*Aim of the task*.
Reproduce every line of the entries below with no changes.

= = = = = = =

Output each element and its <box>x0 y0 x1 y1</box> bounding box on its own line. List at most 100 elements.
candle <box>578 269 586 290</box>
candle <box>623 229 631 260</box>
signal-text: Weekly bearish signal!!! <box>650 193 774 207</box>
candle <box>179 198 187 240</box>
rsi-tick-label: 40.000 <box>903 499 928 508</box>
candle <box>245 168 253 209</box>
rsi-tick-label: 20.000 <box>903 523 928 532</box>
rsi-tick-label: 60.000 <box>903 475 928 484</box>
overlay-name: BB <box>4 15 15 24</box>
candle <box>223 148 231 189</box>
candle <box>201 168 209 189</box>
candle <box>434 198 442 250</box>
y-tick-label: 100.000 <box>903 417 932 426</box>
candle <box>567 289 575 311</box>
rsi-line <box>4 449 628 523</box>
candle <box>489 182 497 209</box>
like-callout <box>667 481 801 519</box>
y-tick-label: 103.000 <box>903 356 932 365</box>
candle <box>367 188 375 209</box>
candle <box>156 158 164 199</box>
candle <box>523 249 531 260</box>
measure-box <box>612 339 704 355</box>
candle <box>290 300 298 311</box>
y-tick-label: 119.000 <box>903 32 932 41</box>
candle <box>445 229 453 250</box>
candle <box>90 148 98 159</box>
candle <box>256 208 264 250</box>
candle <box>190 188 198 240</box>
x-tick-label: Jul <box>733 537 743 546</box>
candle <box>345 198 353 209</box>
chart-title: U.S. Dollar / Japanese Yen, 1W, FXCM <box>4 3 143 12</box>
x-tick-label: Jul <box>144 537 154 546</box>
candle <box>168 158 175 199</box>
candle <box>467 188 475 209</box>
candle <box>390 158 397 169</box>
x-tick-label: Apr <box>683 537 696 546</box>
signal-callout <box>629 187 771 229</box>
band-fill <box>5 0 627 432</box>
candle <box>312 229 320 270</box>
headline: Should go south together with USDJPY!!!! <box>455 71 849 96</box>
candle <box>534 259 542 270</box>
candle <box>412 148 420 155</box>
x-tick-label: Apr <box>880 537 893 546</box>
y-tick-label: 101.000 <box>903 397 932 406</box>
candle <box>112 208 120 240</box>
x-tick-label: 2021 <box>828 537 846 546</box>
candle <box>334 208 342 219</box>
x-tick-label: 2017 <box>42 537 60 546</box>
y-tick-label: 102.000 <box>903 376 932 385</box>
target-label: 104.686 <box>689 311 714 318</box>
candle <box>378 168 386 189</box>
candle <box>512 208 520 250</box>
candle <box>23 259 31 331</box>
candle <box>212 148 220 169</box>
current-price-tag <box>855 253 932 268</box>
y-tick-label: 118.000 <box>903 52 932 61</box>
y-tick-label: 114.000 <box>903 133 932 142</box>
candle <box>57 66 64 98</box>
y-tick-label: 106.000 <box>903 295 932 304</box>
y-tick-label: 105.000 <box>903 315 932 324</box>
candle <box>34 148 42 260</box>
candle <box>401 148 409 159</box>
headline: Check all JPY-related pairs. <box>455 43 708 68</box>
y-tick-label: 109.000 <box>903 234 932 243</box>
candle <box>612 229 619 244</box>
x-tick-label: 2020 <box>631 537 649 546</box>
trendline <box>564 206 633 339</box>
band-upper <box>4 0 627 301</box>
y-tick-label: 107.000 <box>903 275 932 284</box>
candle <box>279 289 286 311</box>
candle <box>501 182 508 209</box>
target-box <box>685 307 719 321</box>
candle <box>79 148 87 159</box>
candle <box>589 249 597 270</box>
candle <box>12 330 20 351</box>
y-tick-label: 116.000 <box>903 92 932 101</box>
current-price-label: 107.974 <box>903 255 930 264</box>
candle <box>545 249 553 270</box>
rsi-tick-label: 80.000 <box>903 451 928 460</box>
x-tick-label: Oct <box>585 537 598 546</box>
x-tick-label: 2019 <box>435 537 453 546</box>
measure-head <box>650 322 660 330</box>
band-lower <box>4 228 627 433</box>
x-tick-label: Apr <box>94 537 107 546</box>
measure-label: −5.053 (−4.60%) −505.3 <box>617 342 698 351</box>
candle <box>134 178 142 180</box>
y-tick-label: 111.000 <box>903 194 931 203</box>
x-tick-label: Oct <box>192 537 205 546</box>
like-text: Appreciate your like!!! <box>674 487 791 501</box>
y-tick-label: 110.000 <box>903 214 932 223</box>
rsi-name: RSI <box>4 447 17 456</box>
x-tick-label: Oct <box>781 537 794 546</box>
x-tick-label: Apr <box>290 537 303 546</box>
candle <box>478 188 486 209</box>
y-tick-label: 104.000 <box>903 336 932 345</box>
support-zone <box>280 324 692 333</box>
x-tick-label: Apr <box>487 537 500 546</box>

= = = = = = =

*Solution*.
Output each element and its <box>x0 y0 x1 y1</box> bounding box on its own line. List at most 100 elements.
candle <box>578 269 586 290</box>
candle <box>623 229 631 260</box>
signal-text: Weekly bearish signal!!! <box>650 193 774 207</box>
candle <box>179 198 187 240</box>
rsi-tick-label: 40.000 <box>903 499 928 508</box>
candle <box>245 168 253 209</box>
rsi-tick-label: 20.000 <box>903 523 928 532</box>
rsi-tick-label: 60.000 <box>903 475 928 484</box>
overlay-name: BB <box>4 15 15 24</box>
candle <box>223 148 231 189</box>
candle <box>201 168 209 189</box>
candle <box>434 198 442 250</box>
y-tick-label: 100.000 <box>903 417 932 426</box>
candle <box>567 289 575 311</box>
rsi-line <box>4 449 628 523</box>
candle <box>489 182 497 209</box>
like-callout <box>667 481 801 519</box>
y-tick-label: 103.000 <box>903 356 932 365</box>
candle <box>367 188 375 209</box>
candle <box>156 158 164 199</box>
candle <box>523 249 531 260</box>
measure-box <box>612 339 704 355</box>
candle <box>290 300 298 311</box>
y-tick-label: 119.000 <box>903 32 932 41</box>
candle <box>445 229 453 250</box>
candle <box>90 148 98 159</box>
candle <box>256 208 264 250</box>
candle <box>190 188 198 240</box>
x-tick-label: Jul <box>733 537 743 546</box>
candle <box>345 198 353 209</box>
chart-title: U.S. Dollar / Japanese Yen, 1W, FXCM <box>4 3 143 12</box>
x-tick-label: Jul <box>144 537 154 546</box>
candle <box>168 158 175 199</box>
candle <box>467 188 475 209</box>
candle <box>390 158 397 169</box>
x-tick-label: Apr <box>683 537 696 546</box>
signal-callout <box>629 187 771 229</box>
band-fill <box>5 0 627 432</box>
candle <box>312 229 320 270</box>
headline: Should go south together with USDJPY!!!! <box>455 71 849 96</box>
candle <box>534 259 542 270</box>
candle <box>412 148 420 155</box>
x-tick-label: Apr <box>880 537 893 546</box>
y-tick-label: 101.000 <box>903 397 932 406</box>
candle <box>112 208 120 240</box>
x-tick-label: 2021 <box>828 537 846 546</box>
candle <box>334 208 342 219</box>
x-tick-label: 2017 <box>42 537 60 546</box>
y-tick-label: 102.000 <box>903 376 932 385</box>
target-label: 104.686 <box>689 311 714 318</box>
candle <box>378 168 386 189</box>
candle <box>512 208 520 250</box>
candle <box>23 259 31 331</box>
candle <box>212 148 220 169</box>
current-price-tag <box>855 253 932 268</box>
y-tick-label: 118.000 <box>903 52 932 61</box>
y-tick-label: 114.000 <box>903 133 932 142</box>
candle <box>57 66 64 98</box>
y-tick-label: 106.000 <box>903 295 932 304</box>
y-tick-label: 105.000 <box>903 315 932 324</box>
candle <box>34 148 42 260</box>
candle <box>401 148 409 159</box>
headline: Check all JPY-related pairs. <box>455 43 708 68</box>
y-tick-label: 109.000 <box>903 234 932 243</box>
candle <box>612 229 619 244</box>
x-tick-label: 2020 <box>631 537 649 546</box>
trendline <box>564 206 633 339</box>
band-upper <box>4 0 627 301</box>
y-tick-label: 107.000 <box>903 275 932 284</box>
candle <box>279 289 286 311</box>
candle <box>501 182 508 209</box>
target-box <box>685 307 719 321</box>
candle <box>79 148 87 159</box>
candle <box>589 249 597 270</box>
candle <box>12 330 20 351</box>
y-tick-label: 116.000 <box>903 92 932 101</box>
current-price-label: 107.974 <box>903 255 930 264</box>
candle <box>545 249 553 270</box>
rsi-tick-label: 80.000 <box>903 451 928 460</box>
x-tick-label: Oct <box>585 537 598 546</box>
x-tick-label: 2019 <box>435 537 453 546</box>
measure-head <box>650 322 660 330</box>
band-lower <box>4 228 627 433</box>
x-tick-label: Apr <box>94 537 107 546</box>
measure-label: −5.053 (−4.60%) −505.3 <box>617 342 698 351</box>
candle <box>134 178 142 180</box>
y-tick-label: 111.000 <box>903 194 931 203</box>
x-tick-label: Oct <box>192 537 205 546</box>
like-text: Appreciate your like!!! <box>674 487 791 501</box>
y-tick-label: 110.000 <box>903 214 932 223</box>
rsi-name: RSI <box>4 447 17 456</box>
x-tick-label: Oct <box>781 537 794 546</box>
x-tick-label: Apr <box>290 537 303 546</box>
candle <box>478 188 486 209</box>
y-tick-label: 104.000 <box>903 336 932 345</box>
support-zone <box>280 324 692 333</box>
x-tick-label: Apr <box>487 537 500 546</box>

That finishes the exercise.